■ **What is expected**
Return all of the lines below exactly as they are.

☆ ☆ ☆

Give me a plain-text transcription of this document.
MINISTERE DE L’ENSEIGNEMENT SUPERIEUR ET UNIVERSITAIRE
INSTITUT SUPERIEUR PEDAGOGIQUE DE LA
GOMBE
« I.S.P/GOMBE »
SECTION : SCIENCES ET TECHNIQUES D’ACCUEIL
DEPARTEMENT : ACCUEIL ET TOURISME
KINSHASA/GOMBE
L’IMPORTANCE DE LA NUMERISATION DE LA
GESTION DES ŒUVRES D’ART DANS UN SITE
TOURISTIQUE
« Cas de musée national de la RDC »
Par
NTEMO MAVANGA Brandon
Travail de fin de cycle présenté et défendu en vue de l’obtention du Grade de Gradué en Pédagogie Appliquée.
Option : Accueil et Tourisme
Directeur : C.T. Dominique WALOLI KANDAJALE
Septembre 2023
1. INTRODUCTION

☆ ☆ ☆

■ **Task answer**
Give me a plain-text transcription of this document.
MINISTERE DE L’ENSEIGNEMENT SUPERIEUR ET UNIVERSITAIRE
INSTITUT SUPERIEUR PEDAGOGIQUE DE LA
GOMBE
« I.S.P/GOMBE »
SECTION : SCIENCES ET TECHNIQUES D’ACCUEIL
DEPARTEMENT : ACCUEIL ET TOURISME
KINSHASA/GOMBE
L’IMPORTANCE DE LA NUMERISATION DE LA
GESTION DES ŒUVRES D’ART DANS UN SITE
TOURISTIQUE
« Cas de musée national de la RDC »
Par
NTEMO MAVANGA Brandon
Travail de fin de cycle présenté et défendu en vue de l’obtention du Grade de Gradué en Pédagogie Appliquée.
Option : Accueil et Tourisme
Directeur : C.T. Dominique WALOLI KANDAJALE
Septembre 2023
1. INTRODUCTION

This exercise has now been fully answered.